**EXCERPTED DATA**
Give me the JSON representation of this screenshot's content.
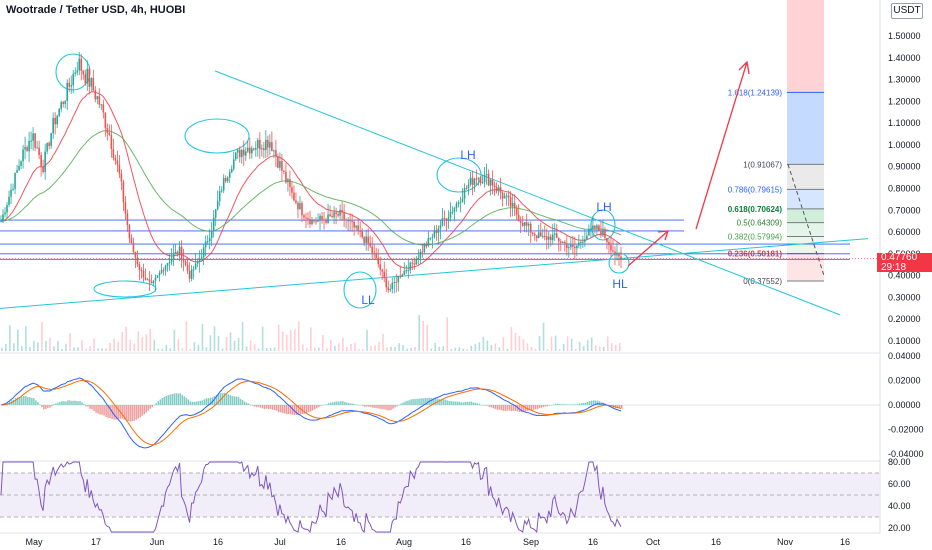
{
  "header": {
    "title": "Wootrade / Tether USD, 4h, HUOBI",
    "currency_button": "USDT"
  },
  "last_price": {
    "value": "0.47760",
    "countdown": "29:18"
  },
  "colors": {
    "bull": "#26a69a",
    "bear": "#ef5350",
    "trend": "#26c6da",
    "hline": "#2962ff",
    "ema_fast": "#f23645",
    "ema_slow": "#4caf50",
    "macd": "#2962ff",
    "signal": "#ff6d00",
    "rsi": "#7e57c2",
    "fib_text": "#2962ff",
    "projection": "#f23645"
  },
  "chart_data": [
    {
      "type": "candlestick",
      "title": "Wootrade / Tether USD, 4h, HUOBI",
      "ylim": [
        0.06,
        1.62
      ],
      "yticks": [
        "1.50000",
        "1.40000",
        "1.30000",
        "1.20000",
        "1.10000",
        "1.00000",
        "0.90000",
        "0.80000",
        "0.70000",
        "0.60000",
        "0.50000",
        "0.40000",
        "0.30000",
        "0.20000",
        "0.10000"
      ],
      "xticks": [
        "May",
        "17",
        "Jun",
        "16",
        "Jul",
        "16",
        "Aug",
        "16",
        "Sep",
        "16",
        "Oct",
        "16",
        "Nov",
        "16"
      ],
      "price_path": [
        [
          0,
          0.65
        ],
        [
          6,
          0.8
        ],
        [
          12,
          0.95
        ],
        [
          18,
          1.05
        ],
        [
          24,
          0.9
        ],
        [
          30,
          1.1
        ],
        [
          38,
          1.25
        ],
        [
          44,
          1.38
        ],
        [
          50,
          1.3
        ],
        [
          56,
          1.2
        ],
        [
          62,
          1.05
        ],
        [
          68,
          0.85
        ],
        [
          74,
          0.55
        ],
        [
          80,
          0.42
        ],
        [
          86,
          0.35
        ],
        [
          94,
          0.45
        ],
        [
          102,
          0.52
        ],
        [
          108,
          0.4
        ],
        [
          114,
          0.48
        ],
        [
          120,
          0.6
        ],
        [
          126,
          0.8
        ],
        [
          132,
          0.92
        ],
        [
          138,
          0.98
        ],
        [
          146,
          1.0
        ],
        [
          154,
          1.02
        ],
        [
          160,
          0.9
        ],
        [
          166,
          0.78
        ],
        [
          172,
          0.7
        ],
        [
          178,
          0.65
        ],
        [
          186,
          0.66
        ],
        [
          194,
          0.68
        ],
        [
          202,
          0.62
        ],
        [
          210,
          0.55
        ],
        [
          216,
          0.45
        ],
        [
          222,
          0.33
        ],
        [
          228,
          0.4
        ],
        [
          236,
          0.46
        ],
        [
          244,
          0.55
        ],
        [
          252,
          0.64
        ],
        [
          260,
          0.72
        ],
        [
          266,
          0.8
        ],
        [
          272,
          0.86
        ],
        [
          280,
          0.84
        ],
        [
          286,
          0.78
        ],
        [
          292,
          0.72
        ],
        [
          298,
          0.65
        ],
        [
          304,
          0.6
        ],
        [
          310,
          0.57
        ],
        [
          316,
          0.58
        ],
        [
          322,
          0.55
        ],
        [
          328,
          0.52
        ],
        [
          334,
          0.58
        ],
        [
          340,
          0.62
        ],
        [
          344,
          0.6
        ],
        [
          348,
          0.55
        ],
        [
          352,
          0.49
        ],
        [
          356,
          0.46
        ]
      ],
      "annotations": [
        "LH",
        "LH",
        "LL",
        "HL"
      ],
      "fibonacci": [
        {
          "label": "1.618(1.24139)",
          "value": 1.24139
        },
        {
          "label": "1(0.91067)",
          "value": 0.91067
        },
        {
          "label": "0.786(0.79615)",
          "value": 0.79615
        },
        {
          "label": "0.618(0.70624)",
          "value": 0.70624
        },
        {
          "label": "0.5(0.64309)",
          "value": 0.64309
        },
        {
          "label": "0.382(0.57994)",
          "value": 0.57994
        },
        {
          "label": "0.236(0.50181)",
          "value": 0.50181
        },
        {
          "label": "0(0.37552)",
          "value": 0.37552
        }
      ],
      "horizontal_levels": [
        0.655,
        0.605,
        0.545,
        0.5,
        0.475
      ],
      "last_price": 0.4776
    },
    {
      "type": "line",
      "name": "MACD",
      "ylim": [
        -0.045,
        0.045
      ],
      "yticks": [
        "0.04000",
        "0.02000",
        "0.00000",
        "-0.02000",
        "-0.04000"
      ]
    },
    {
      "type": "line",
      "name": "RSI",
      "ylim": [
        18,
        84
      ],
      "yticks": [
        "80.00",
        "60.00",
        "40.00",
        "20.00"
      ],
      "bands": [
        70,
        30
      ]
    }
  ]
}
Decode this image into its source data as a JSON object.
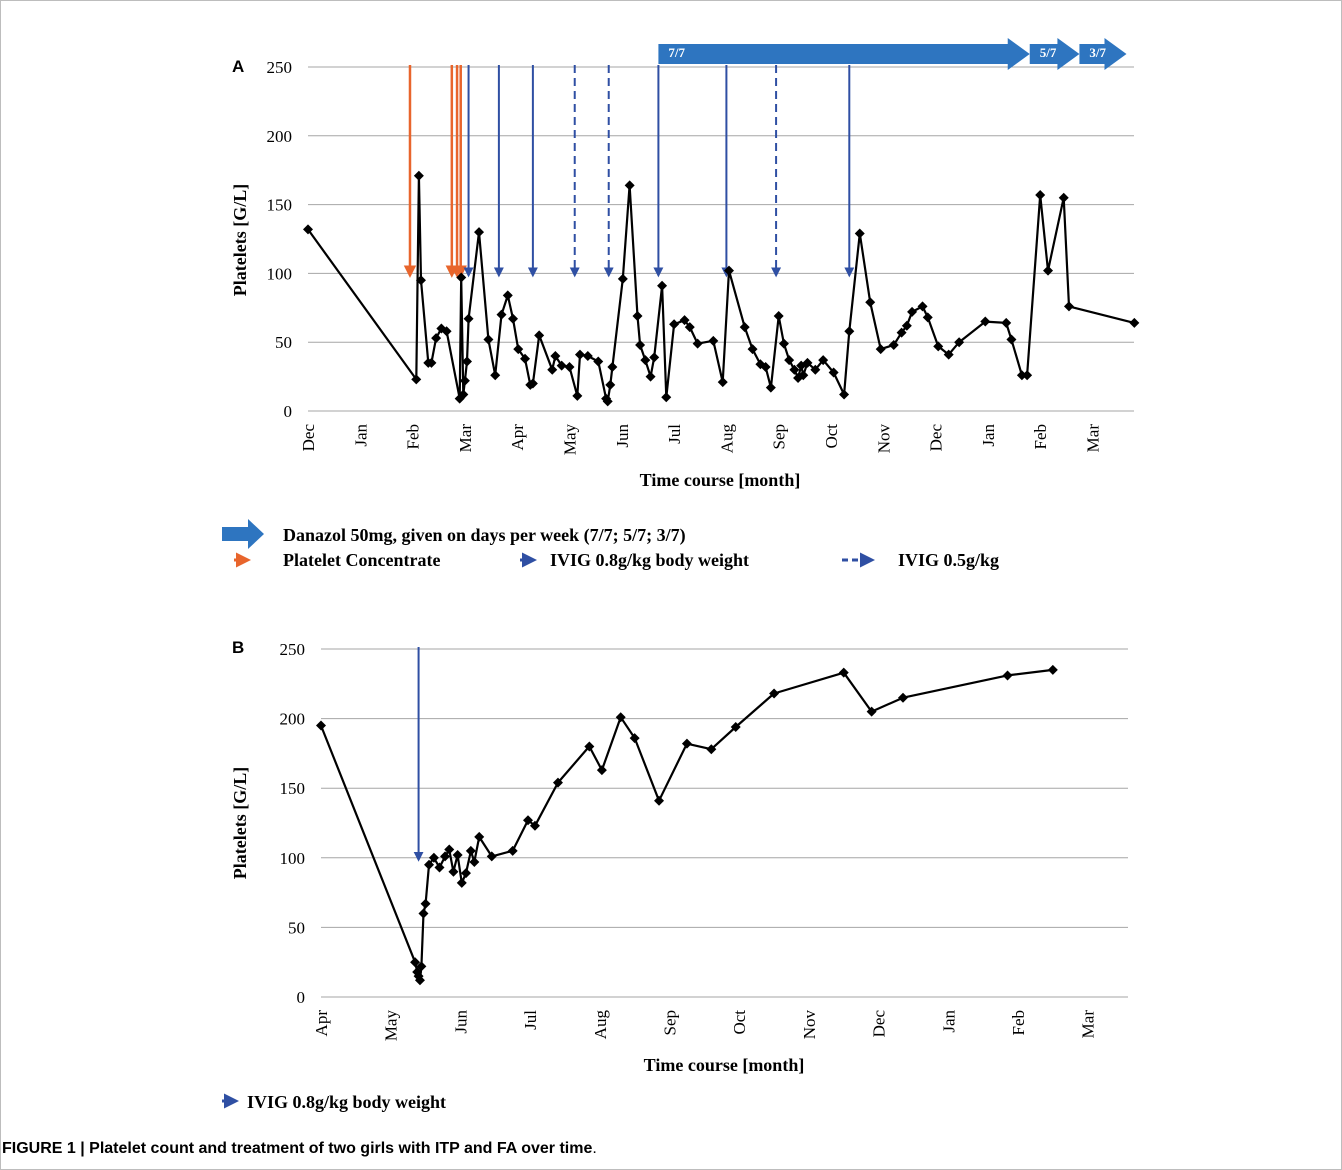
{
  "caption": {
    "bold": "FIGURE 1 | Platelet count and treatment of two girls with ITP and FA over time",
    "end": "."
  },
  "colors": {
    "line": "#000000",
    "grid": "#a6a6a6",
    "ivig": "#2f4fa3",
    "platelet_concentrate": "#e8652c",
    "danazol": "#2e75c0"
  },
  "chart_data": [
    {
      "panel": "A",
      "type": "line",
      "xlabel": "Time course [month]",
      "ylabel": "Platelets [G/L]",
      "ylim": [
        0,
        250
      ],
      "yticks": [
        0,
        50,
        100,
        150,
        200,
        250
      ],
      "grid": true,
      "xticks": [
        {
          "m": 0,
          "label": "Dec"
        },
        {
          "m": 1,
          "label": "Jan"
        },
        {
          "m": 2,
          "label": "Feb"
        },
        {
          "m": 3,
          "label": "Mar"
        },
        {
          "m": 4,
          "label": "Apr"
        },
        {
          "m": 5,
          "label": "May"
        },
        {
          "m": 6,
          "label": "Jun"
        },
        {
          "m": 7,
          "label": "Jul"
        },
        {
          "m": 8,
          "label": "Aug"
        },
        {
          "m": 9,
          "label": "Sep"
        },
        {
          "m": 10,
          "label": "Oct"
        },
        {
          "m": 11,
          "label": "Nov"
        },
        {
          "m": 12,
          "label": "Dec"
        },
        {
          "m": 13,
          "label": "Jan"
        },
        {
          "m": 14,
          "label": "Feb"
        },
        {
          "m": 15,
          "label": "Mar"
        }
      ],
      "xmax": 15.8,
      "series": [
        {
          "points": [
            [
              0,
              132
            ],
            [
              2.07,
              23
            ],
            [
              2.12,
              171
            ],
            [
              2.16,
              95
            ],
            [
              2.3,
              35
            ],
            [
              2.36,
              35
            ],
            [
              2.45,
              53
            ],
            [
              2.55,
              60
            ],
            [
              2.65,
              58
            ],
            [
              2.9,
              9
            ],
            [
              2.93,
              97
            ],
            [
              2.97,
              12
            ],
            [
              3.0,
              22
            ],
            [
              3.04,
              36
            ],
            [
              3.07,
              67
            ],
            [
              3.27,
              130
            ],
            [
              3.45,
              52
            ],
            [
              3.58,
              26
            ],
            [
              3.7,
              70
            ],
            [
              3.82,
              84
            ],
            [
              3.92,
              67
            ],
            [
              4.02,
              45
            ],
            [
              4.15,
              38
            ],
            [
              4.25,
              19
            ],
            [
              4.3,
              20
            ],
            [
              4.42,
              55
            ],
            [
              4.67,
              30
            ],
            [
              4.73,
              40
            ],
            [
              4.85,
              33
            ],
            [
              5.0,
              32
            ],
            [
              5.15,
              11
            ],
            [
              5.2,
              41
            ],
            [
              5.35,
              40
            ],
            [
              5.55,
              36
            ],
            [
              5.7,
              9
            ],
            [
              5.73,
              7
            ],
            [
              5.78,
              19
            ],
            [
              5.82,
              32
            ],
            [
              6.02,
              96
            ],
            [
              6.15,
              164
            ],
            [
              6.3,
              69
            ],
            [
              6.35,
              48
            ],
            [
              6.45,
              37
            ],
            [
              6.55,
              25
            ],
            [
              6.62,
              39
            ],
            [
              6.77,
              91
            ],
            [
              6.85,
              10
            ],
            [
              7.0,
              63
            ],
            [
              7.2,
              66
            ],
            [
              7.3,
              61
            ],
            [
              7.45,
              49
            ],
            [
              7.75,
              51
            ],
            [
              7.93,
              21
            ],
            [
              8.05,
              102
            ],
            [
              8.35,
              61
            ],
            [
              8.5,
              45
            ],
            [
              8.65,
              34
            ],
            [
              8.75,
              32
            ],
            [
              8.85,
              17
            ],
            [
              9.0,
              69
            ],
            [
              9.1,
              49
            ],
            [
              9.2,
              37
            ],
            [
              9.3,
              30
            ],
            [
              9.37,
              24
            ],
            [
              9.43,
              33
            ],
            [
              9.47,
              26
            ],
            [
              9.55,
              35
            ],
            [
              9.7,
              30
            ],
            [
              9.85,
              37
            ],
            [
              10.05,
              28
            ],
            [
              10.25,
              12
            ],
            [
              10.35,
              58
            ],
            [
              10.55,
              129
            ],
            [
              10.75,
              79
            ],
            [
              10.95,
              45
            ],
            [
              11.2,
              48
            ],
            [
              11.35,
              57
            ],
            [
              11.45,
              62
            ],
            [
              11.55,
              72
            ],
            [
              11.75,
              76
            ],
            [
              11.85,
              68
            ],
            [
              12.05,
              47
            ],
            [
              12.25,
              41
            ],
            [
              12.45,
              50
            ],
            [
              12.95,
              65
            ],
            [
              13.35,
              64
            ],
            [
              13.45,
              52
            ],
            [
              13.65,
              26
            ],
            [
              13.75,
              26
            ],
            [
              14.0,
              157
            ],
            [
              14.15,
              102
            ],
            [
              14.45,
              155
            ],
            [
              14.55,
              76
            ],
            [
              15.8,
              64
            ]
          ]
        }
      ],
      "platelet_concentrate_arrows": [
        1.95,
        2.75,
        2.85,
        2.92
      ],
      "ivig_08_arrows": [
        3.07,
        3.65,
        4.3,
        6.7,
        8.0,
        10.35
      ],
      "ivig_05_arrows": [
        5.1,
        5.75,
        8.95
      ],
      "danazol_arrows": [
        {
          "label": "7/7",
          "start": 6.7,
          "end": 13.8
        },
        {
          "label": "5/7",
          "start": 13.8,
          "end": 14.75
        },
        {
          "label": "3/7",
          "start": 14.75,
          "end": 15.65
        }
      ],
      "legend": [
        {
          "kind": "danazol",
          "label": "Danazol 50mg,  given on days per week (7/7; 5/7; 3/7)"
        },
        {
          "kind": "platelet_concentrate",
          "label": "Platelet Concentrate"
        },
        {
          "kind": "ivig_08",
          "label": "IVIG 0.8g/kg body weight"
        },
        {
          "kind": "ivig_05",
          "label": "IVIG 0.5g/kg"
        }
      ]
    },
    {
      "panel": "B",
      "type": "line",
      "xlabel": "Time course [month]",
      "ylabel": "Platelets [G/L]",
      "ylim": [
        0,
        250
      ],
      "yticks": [
        0,
        50,
        100,
        150,
        200,
        250
      ],
      "grid": true,
      "xticks": [
        {
          "m": 0,
          "label": "Apr"
        },
        {
          "m": 1,
          "label": "May"
        },
        {
          "m": 2,
          "label": "Jun"
        },
        {
          "m": 3,
          "label": "Jul"
        },
        {
          "m": 4,
          "label": "Aug"
        },
        {
          "m": 5,
          "label": "Sep"
        },
        {
          "m": 6,
          "label": "Oct"
        },
        {
          "m": 7,
          "label": "Nov"
        },
        {
          "m": 8,
          "label": "Dec"
        },
        {
          "m": 9,
          "label": "Jan"
        },
        {
          "m": 10,
          "label": "Feb"
        },
        {
          "m": 11,
          "label": "Mar"
        }
      ],
      "xmax": 11.55,
      "series": [
        {
          "points": [
            [
              0,
              195
            ],
            [
              1.35,
              25
            ],
            [
              1.38,
              18
            ],
            [
              1.4,
              15
            ],
            [
              1.42,
              12
            ],
            [
              1.44,
              22
            ],
            [
              1.47,
              60
            ],
            [
              1.5,
              67
            ],
            [
              1.55,
              95
            ],
            [
              1.62,
              100
            ],
            [
              1.7,
              93
            ],
            [
              1.78,
              101
            ],
            [
              1.84,
              106
            ],
            [
              1.9,
              90
            ],
            [
              1.96,
              102
            ],
            [
              2.02,
              82
            ],
            [
              2.08,
              89
            ],
            [
              2.15,
              105
            ],
            [
              2.2,
              97
            ],
            [
              2.27,
              115
            ],
            [
              2.45,
              101
            ],
            [
              2.75,
              105
            ],
            [
              2.97,
              127
            ],
            [
              3.07,
              123
            ],
            [
              3.4,
              154
            ],
            [
              3.85,
              180
            ],
            [
              4.03,
              163
            ],
            [
              4.3,
              201
            ],
            [
              4.5,
              186
            ],
            [
              4.85,
              141
            ],
            [
              5.25,
              182
            ],
            [
              5.6,
              178
            ],
            [
              5.95,
              194
            ],
            [
              6.5,
              218
            ],
            [
              7.5,
              233
            ],
            [
              7.9,
              205
            ],
            [
              8.35,
              215
            ],
            [
              9.85,
              231
            ],
            [
              10.5,
              235
            ]
          ]
        }
      ],
      "ivig_08_arrows": [
        1.4
      ],
      "legend": [
        {
          "kind": "ivig_08",
          "label": "IVIG 0.8g/kg body weight"
        }
      ]
    }
  ]
}
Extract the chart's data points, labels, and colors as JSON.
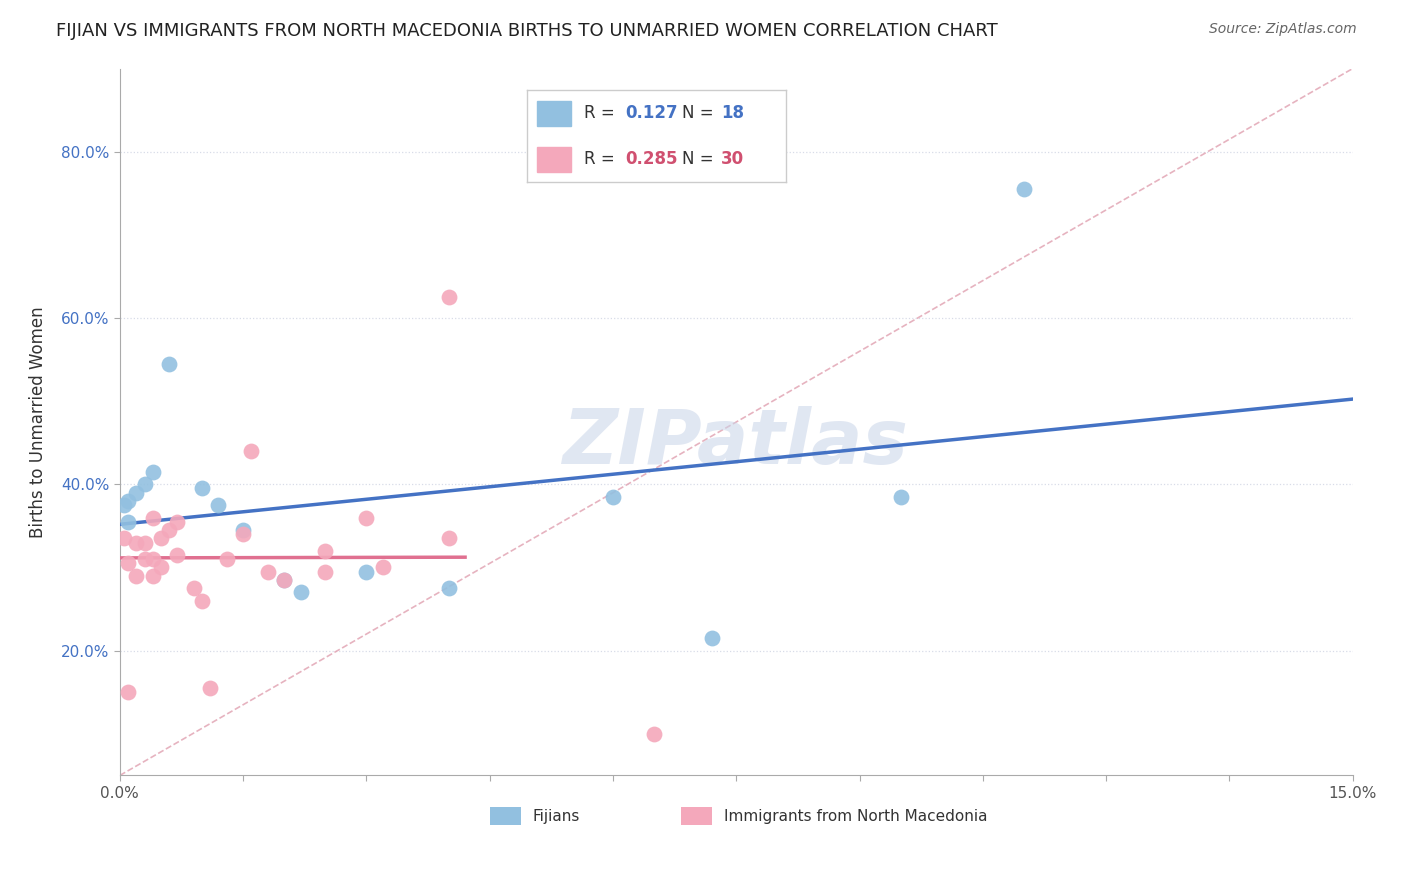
{
  "title": "FIJIAN VS IMMIGRANTS FROM NORTH MACEDONIA BIRTHS TO UNMARRIED WOMEN CORRELATION CHART",
  "source": "Source: ZipAtlas.com",
  "ylabel": "Births to Unmarried Women",
  "xlim": [
    0.0,
    0.15
  ],
  "ylim": [
    0.05,
    0.9
  ],
  "fijian_color": "#92c0e0",
  "macedonia_color": "#f4a8bb",
  "fijian_line_color": "#4472c4",
  "macedonia_line_color": "#e07090",
  "diagonal_line_color": "#d0b0b8",
  "watermark": "ZIPatlas",
  "legend_R_fijian_label": "R = ",
  "legend_R_fijian_val": "0.127",
  "legend_N_fijian_label": "N = ",
  "legend_N_fijian_val": "18",
  "legend_R_mac_label": "R = ",
  "legend_R_mac_val": "0.285",
  "legend_N_mac_label": "N = ",
  "legend_N_mac_val": "30",
  "fijian_line_color_num": "#4472c4",
  "mac_line_color_num": "#d05070",
  "fijian_x": [
    0.0005,
    0.001,
    0.001,
    0.002,
    0.003,
    0.004,
    0.006,
    0.01,
    0.012,
    0.015,
    0.02,
    0.022,
    0.03,
    0.04,
    0.06,
    0.072,
    0.095,
    0.11
  ],
  "fijian_y": [
    0.375,
    0.38,
    0.355,
    0.39,
    0.4,
    0.415,
    0.545,
    0.395,
    0.375,
    0.345,
    0.285,
    0.27,
    0.295,
    0.275,
    0.385,
    0.215,
    0.385,
    0.755
  ],
  "mac_x": [
    0.0005,
    0.001,
    0.001,
    0.002,
    0.002,
    0.003,
    0.003,
    0.004,
    0.004,
    0.004,
    0.005,
    0.005,
    0.006,
    0.007,
    0.007,
    0.009,
    0.01,
    0.011,
    0.013,
    0.015,
    0.016,
    0.018,
    0.02,
    0.025,
    0.025,
    0.03,
    0.032,
    0.04,
    0.065,
    0.04
  ],
  "mac_y": [
    0.335,
    0.15,
    0.305,
    0.29,
    0.33,
    0.33,
    0.31,
    0.36,
    0.31,
    0.29,
    0.335,
    0.3,
    0.345,
    0.355,
    0.315,
    0.275,
    0.26,
    0.155,
    0.31,
    0.34,
    0.44,
    0.295,
    0.285,
    0.32,
    0.295,
    0.36,
    0.3,
    0.335,
    0.1,
    0.625
  ]
}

**GOAL**
Note every line above where the string "this" shows up, and copy those lines.

**WRITTEN REPLY**
Give me the JSON representation of this screenshot's content.
Decode this image into its source data as a JSON object.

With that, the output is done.